Goal: Copy out every line of the records where the string "content" occurs.

Exercise material:
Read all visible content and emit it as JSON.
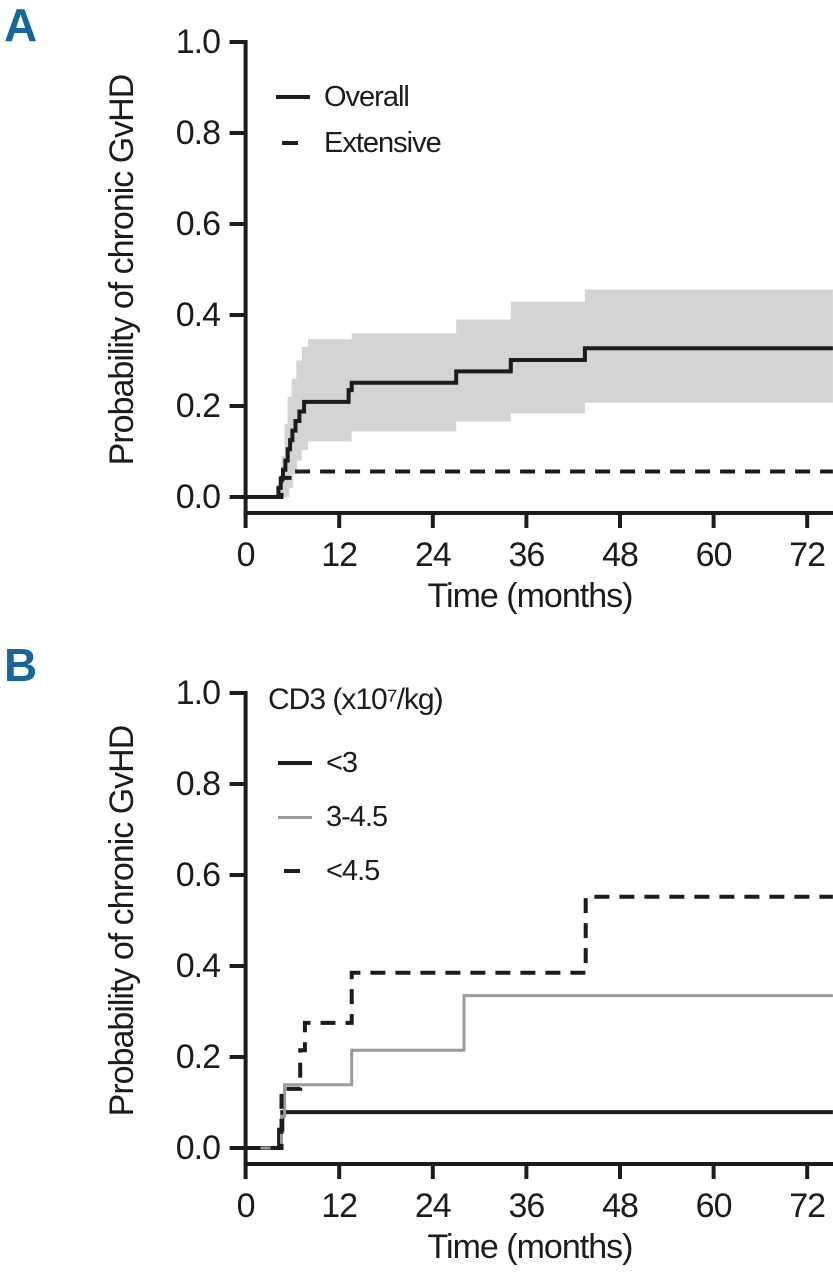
{
  "panels": [
    {
      "label": "A"
    },
    {
      "label": "B"
    }
  ],
  "colors": {
    "background": "#ffffff",
    "panel_label": "#17679a",
    "axis": "#1c1c1c",
    "text": "#1c1c1c",
    "confidence_band": "#d4d4d4",
    "gray_series": "#9b9b9b"
  },
  "chart_data": [
    {
      "type": "line",
      "variant": "kaplan_meier_step",
      "panel": "A",
      "title": "",
      "xlabel": "Time (months)",
      "ylabel": "Probability of chronic GvHD",
      "xlim": [
        0,
        75.3
      ],
      "ylim": [
        0,
        1.0
      ],
      "xticks": [
        "0",
        "12",
        "24",
        "36",
        "48",
        "60",
        "72"
      ],
      "xtick_values": [
        0,
        12,
        24,
        36,
        48,
        60,
        72
      ],
      "yticks": [
        "0.0",
        "0.2",
        "0.4",
        "0.6",
        "0.8",
        "1.0"
      ],
      "ytick_values": [
        0,
        0.2,
        0.4,
        0.6,
        0.8,
        1.0
      ],
      "grid": false,
      "legend_title": "",
      "legend_position": "top-left-inside",
      "series": [
        {
          "name": "Overall",
          "line": "solid",
          "color": "#1c1c1c",
          "width": 4,
          "steps": [
            [
              0,
              0
            ],
            [
              4.2,
              0.02
            ],
            [
              4.5,
              0.04
            ],
            [
              4.8,
              0.06
            ],
            [
              5.1,
              0.08
            ],
            [
              5.4,
              0.105
            ],
            [
              5.7,
              0.125
            ],
            [
              6.0,
              0.146
            ],
            [
              6.4,
              0.167
            ],
            [
              6.9,
              0.188
            ],
            [
              7.5,
              0.209
            ],
            [
              13.2,
              0.235
            ],
            [
              13.6,
              0.251
            ],
            [
              27,
              0.276
            ],
            [
              34,
              0.301
            ],
            [
              43.5,
              0.327
            ]
          ]
        },
        {
          "name": "Extensive",
          "line": "dashed",
          "color": "#1c1c1c",
          "width": 4,
          "steps": [
            [
              0,
              0
            ],
            [
              4.6,
              0.042
            ],
            [
              6.6,
              0.056
            ]
          ]
        }
      ],
      "confidence_band": {
        "applies_to": "Overall",
        "color": "#d4d4d4",
        "lower_steps": [
          [
            0,
            0
          ],
          [
            5.6,
            0.02
          ],
          [
            6.1,
            0.05
          ],
          [
            6.6,
            0.08
          ],
          [
            7.2,
            0.103
          ],
          [
            8.0,
            0.122
          ],
          [
            13.6,
            0.144
          ],
          [
            27,
            0.166
          ],
          [
            34,
            0.184
          ],
          [
            43.5,
            0.207
          ]
        ],
        "upper_steps": [
          [
            0,
            0
          ],
          [
            4.2,
            0.03
          ],
          [
            4.6,
            0.09
          ],
          [
            5.0,
            0.16
          ],
          [
            5.4,
            0.22
          ],
          [
            5.9,
            0.26
          ],
          [
            6.5,
            0.3
          ],
          [
            7.2,
            0.33
          ],
          [
            8.0,
            0.347
          ],
          [
            13.6,
            0.36
          ],
          [
            27,
            0.39
          ],
          [
            34,
            0.429
          ],
          [
            43.5,
            0.456
          ]
        ]
      }
    },
    {
      "type": "line",
      "variant": "kaplan_meier_step",
      "panel": "B",
      "title": "",
      "xlabel": "Time (months)",
      "ylabel": "Probability of chronic GvHD",
      "xlim": [
        0,
        75.3
      ],
      "ylim": [
        0,
        1.0
      ],
      "xticks": [
        "0",
        "12",
        "24",
        "36",
        "48",
        "60",
        "72"
      ],
      "xtick_values": [
        0,
        12,
        24,
        36,
        48,
        60,
        72
      ],
      "yticks": [
        "0.0",
        "0.2",
        "0.4",
        "0.6",
        "0.8",
        "1.0"
      ],
      "ytick_values": [
        0,
        0.2,
        0.4,
        0.6,
        0.8,
        1.0
      ],
      "grid": false,
      "legend_title": "CD3 (x10⁷/kg)",
      "legend_position": "top-left-inside",
      "series": [
        {
          "name": "<3",
          "line": "solid",
          "color": "#1c1c1c",
          "width": 4,
          "steps": [
            [
              0,
              0
            ],
            [
              4.3,
              0.04
            ],
            [
              4.7,
              0.079
            ]
          ]
        },
        {
          "name": "3-4.5",
          "line": "solid",
          "color": "#9b9b9b",
          "width": 3,
          "steps": [
            [
              0,
              0
            ],
            [
              4.6,
              0.07
            ],
            [
              5.0,
              0.139
            ],
            [
              13.6,
              0.215
            ],
            [
              28,
              0.335
            ]
          ]
        },
        {
          "name": "<4.5",
          "line": "dashed",
          "color": "#1c1c1c",
          "width": 4,
          "steps": [
            [
              0,
              0
            ],
            [
              4.6,
              0.13
            ],
            [
              7.0,
              0.215
            ],
            [
              7.6,
              0.275
            ],
            [
              13.6,
              0.385
            ],
            [
              43.6,
              0.552
            ]
          ]
        }
      ],
      "confidence_band": null
    }
  ]
}
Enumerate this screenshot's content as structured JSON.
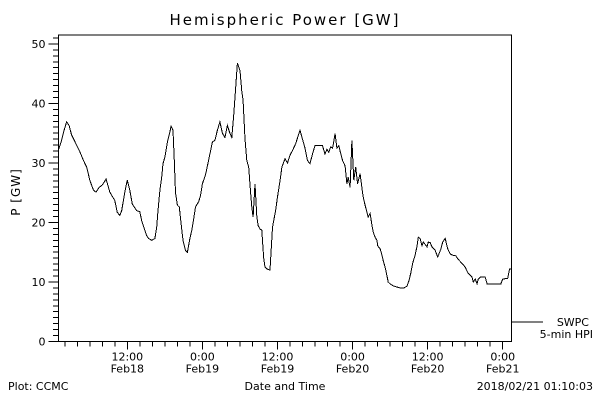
{
  "title": "Hemispheric Power [GW]",
  "legend": {
    "series": "SWPC",
    "description": "5-min HPI"
  },
  "footer": {
    "source": "Plot: CCMC",
    "generated": "2018/02/21 01:10:03"
  },
  "colors": {
    "line": "#000000",
    "background": "#ffffff",
    "text": "#000000"
  },
  "chart_data": {
    "type": "line",
    "title": "Hemispheric Power [GW]",
    "xlabel": "Date and Time",
    "ylabel": "P [GW]",
    "x_hours_origin": "Feb18 00:00",
    "xlim_hours": [
      1.0,
      73.4
    ],
    "ylim": [
      0,
      51.5
    ],
    "grid": false,
    "legend_position": "outside-right-bottom",
    "x_major_ticks": [
      {
        "hour": 12,
        "time": "12:00",
        "date": "Feb18"
      },
      {
        "hour": 24,
        "time": "0:00",
        "date": "Feb19"
      },
      {
        "hour": 36,
        "time": "12:00",
        "date": "Feb19"
      },
      {
        "hour": 48,
        "time": "0:00",
        "date": "Feb20"
      },
      {
        "hour": 60,
        "time": "12:00",
        "date": "Feb20"
      },
      {
        "hour": 72,
        "time": "0:00",
        "date": "Feb21"
      }
    ],
    "x_minor_step_hours": 2,
    "y_major_ticks": [
      0,
      10,
      20,
      30,
      40,
      50
    ],
    "y_minor_step": 1,
    "series": [
      {
        "name": "SWPC",
        "description": "5-min HPI",
        "color": "#000000",
        "points": [
          [
            1.0,
            32.2
          ],
          [
            1.5,
            33.8
          ],
          [
            1.9,
            35.5
          ],
          [
            2.3,
            36.9
          ],
          [
            2.7,
            36.3
          ],
          [
            3.1,
            34.7
          ],
          [
            3.9,
            33.0
          ],
          [
            4.4,
            31.9
          ],
          [
            5.0,
            30.4
          ],
          [
            5.5,
            29.3
          ],
          [
            6.0,
            27.1
          ],
          [
            6.6,
            25.4
          ],
          [
            7.0,
            25.1
          ],
          [
            7.5,
            25.9
          ],
          [
            8.0,
            26.3
          ],
          [
            8.6,
            27.3
          ],
          [
            9.2,
            25.1
          ],
          [
            10.0,
            23.7
          ],
          [
            10.4,
            21.7
          ],
          [
            10.8,
            21.2
          ],
          [
            11.1,
            22.0
          ],
          [
            11.6,
            25.1
          ],
          [
            12.0,
            27.1
          ],
          [
            12.4,
            25.4
          ],
          [
            12.8,
            23.1
          ],
          [
            13.5,
            22.0
          ],
          [
            14.0,
            21.8
          ],
          [
            14.3,
            20.3
          ],
          [
            14.8,
            18.7
          ],
          [
            15.1,
            17.8
          ],
          [
            15.4,
            17.3
          ],
          [
            15.9,
            17.0
          ],
          [
            16.4,
            17.3
          ],
          [
            16.7,
            19.2
          ],
          [
            16.9,
            22.0
          ],
          [
            17.2,
            25.4
          ],
          [
            17.5,
            27.6
          ],
          [
            17.7,
            29.9
          ],
          [
            18.0,
            31.0
          ],
          [
            18.4,
            33.5
          ],
          [
            18.8,
            35.2
          ],
          [
            19.0,
            36.2
          ],
          [
            19.3,
            35.5
          ],
          [
            19.5,
            30.4
          ],
          [
            19.7,
            25.0
          ],
          [
            20.0,
            22.9
          ],
          [
            20.3,
            22.6
          ],
          [
            20.6,
            19.8
          ],
          [
            20.9,
            17.0
          ],
          [
            21.3,
            15.3
          ],
          [
            21.6,
            15.0
          ],
          [
            22.0,
            17.3
          ],
          [
            22.3,
            18.7
          ],
          [
            22.6,
            20.5
          ],
          [
            22.9,
            22.6
          ],
          [
            23.4,
            23.5
          ],
          [
            23.7,
            24.5
          ],
          [
            24.0,
            26.5
          ],
          [
            24.5,
            28.0
          ],
          [
            24.8,
            29.5
          ],
          [
            25.2,
            31.5
          ],
          [
            25.6,
            33.5
          ],
          [
            26.0,
            33.8
          ],
          [
            26.4,
            35.5
          ],
          [
            26.8,
            36.9
          ],
          [
            27.2,
            35.0
          ],
          [
            27.6,
            34.3
          ],
          [
            28.0,
            36.3
          ],
          [
            28.4,
            35.0
          ],
          [
            28.7,
            34.3
          ],
          [
            29.0,
            38.0
          ],
          [
            29.3,
            42.5
          ],
          [
            29.6,
            46.8
          ],
          [
            30.0,
            45.5
          ],
          [
            30.3,
            42.0
          ],
          [
            30.5,
            40.5
          ],
          [
            30.8,
            34.0
          ],
          [
            31.1,
            30.4
          ],
          [
            31.4,
            29.3
          ],
          [
            31.7,
            25.0
          ],
          [
            31.9,
            22.6
          ],
          [
            32.1,
            20.9
          ],
          [
            32.4,
            26.5
          ],
          [
            32.7,
            21.0
          ],
          [
            32.9,
            19.5
          ],
          [
            33.2,
            18.9
          ],
          [
            33.5,
            18.7
          ],
          [
            33.8,
            14.0
          ],
          [
            34.0,
            12.5
          ],
          [
            34.3,
            12.2
          ],
          [
            34.8,
            12.0
          ],
          [
            35.2,
            19.2
          ],
          [
            35.7,
            22.0
          ],
          [
            36.0,
            24.3
          ],
          [
            36.4,
            27.0
          ],
          [
            36.7,
            29.3
          ],
          [
            37.2,
            30.7
          ],
          [
            37.6,
            30.0
          ],
          [
            38.0,
            31.3
          ],
          [
            38.4,
            32.1
          ],
          [
            38.9,
            33.2
          ],
          [
            39.6,
            35.5
          ],
          [
            40.0,
            34.0
          ],
          [
            40.4,
            32.5
          ],
          [
            40.8,
            30.4
          ],
          [
            41.2,
            29.9
          ],
          [
            41.6,
            31.5
          ],
          [
            42.0,
            32.9
          ],
          [
            42.9,
            32.9
          ],
          [
            43.2,
            32.9
          ],
          [
            43.6,
            31.5
          ],
          [
            43.9,
            32.3
          ],
          [
            44.2,
            31.8
          ],
          [
            44.5,
            32.7
          ],
          [
            44.8,
            32.5
          ],
          [
            45.2,
            34.9
          ],
          [
            45.5,
            32.5
          ],
          [
            45.8,
            32.9
          ],
          [
            46.0,
            32.0
          ],
          [
            46.4,
            30.4
          ],
          [
            46.8,
            29.5
          ],
          [
            47.1,
            26.5
          ],
          [
            47.3,
            27.6
          ],
          [
            47.6,
            25.9
          ],
          [
            47.9,
            33.8
          ],
          [
            48.2,
            27.1
          ],
          [
            48.5,
            29.3
          ],
          [
            48.8,
            26.5
          ],
          [
            49.2,
            28.2
          ],
          [
            49.5,
            25.7
          ],
          [
            49.7,
            24.3
          ],
          [
            50.0,
            22.9
          ],
          [
            50.3,
            21.7
          ],
          [
            50.5,
            20.9
          ],
          [
            50.8,
            21.5
          ],
          [
            51.1,
            19.5
          ],
          [
            51.3,
            18.4
          ],
          [
            51.6,
            17.5
          ],
          [
            51.9,
            17.0
          ],
          [
            52.0,
            16.1
          ],
          [
            52.4,
            15.6
          ],
          [
            52.7,
            14.5
          ],
          [
            52.9,
            13.6
          ],
          [
            53.2,
            12.5
          ],
          [
            53.5,
            11.0
          ],
          [
            53.7,
            10.0
          ],
          [
            54.0,
            9.7
          ],
          [
            54.4,
            9.4
          ],
          [
            54.9,
            9.2
          ],
          [
            55.6,
            9.0
          ],
          [
            56.2,
            9.0
          ],
          [
            56.7,
            9.3
          ],
          [
            57.0,
            10.2
          ],
          [
            57.3,
            11.5
          ],
          [
            57.6,
            13.1
          ],
          [
            58.0,
            14.5
          ],
          [
            58.3,
            16.0
          ],
          [
            58.5,
            17.5
          ],
          [
            58.8,
            17.3
          ],
          [
            59.1,
            16.1
          ],
          [
            59.3,
            16.7
          ],
          [
            59.6,
            16.3
          ],
          [
            59.9,
            15.9
          ],
          [
            60.1,
            16.7
          ],
          [
            60.4,
            16.6
          ],
          [
            60.7,
            15.9
          ],
          [
            61.2,
            15.3
          ],
          [
            61.6,
            14.2
          ],
          [
            62.1,
            15.5
          ],
          [
            62.4,
            16.7
          ],
          [
            62.8,
            17.3
          ],
          [
            63.2,
            15.6
          ],
          [
            63.6,
            14.7
          ],
          [
            64.0,
            14.5
          ],
          [
            64.5,
            14.4
          ],
          [
            64.8,
            13.9
          ],
          [
            65.5,
            13.1
          ],
          [
            66.0,
            12.5
          ],
          [
            66.4,
            11.6
          ],
          [
            67.1,
            10.8
          ],
          [
            67.3,
            10.0
          ],
          [
            67.6,
            10.5
          ],
          [
            67.9,
            9.7
          ],
          [
            68.1,
            10.5
          ],
          [
            68.4,
            10.8
          ],
          [
            69.2,
            10.8
          ],
          [
            69.5,
            9.7
          ],
          [
            70.8,
            9.7
          ],
          [
            71.7,
            9.7
          ],
          [
            72.0,
            10.5
          ],
          [
            72.8,
            10.6
          ],
          [
            73.1,
            12.2
          ],
          [
            73.4,
            12.2
          ]
        ]
      }
    ]
  }
}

Written solution:
Read all visible content and emit it as JSON.
Enumerate this screenshot's content as structured JSON.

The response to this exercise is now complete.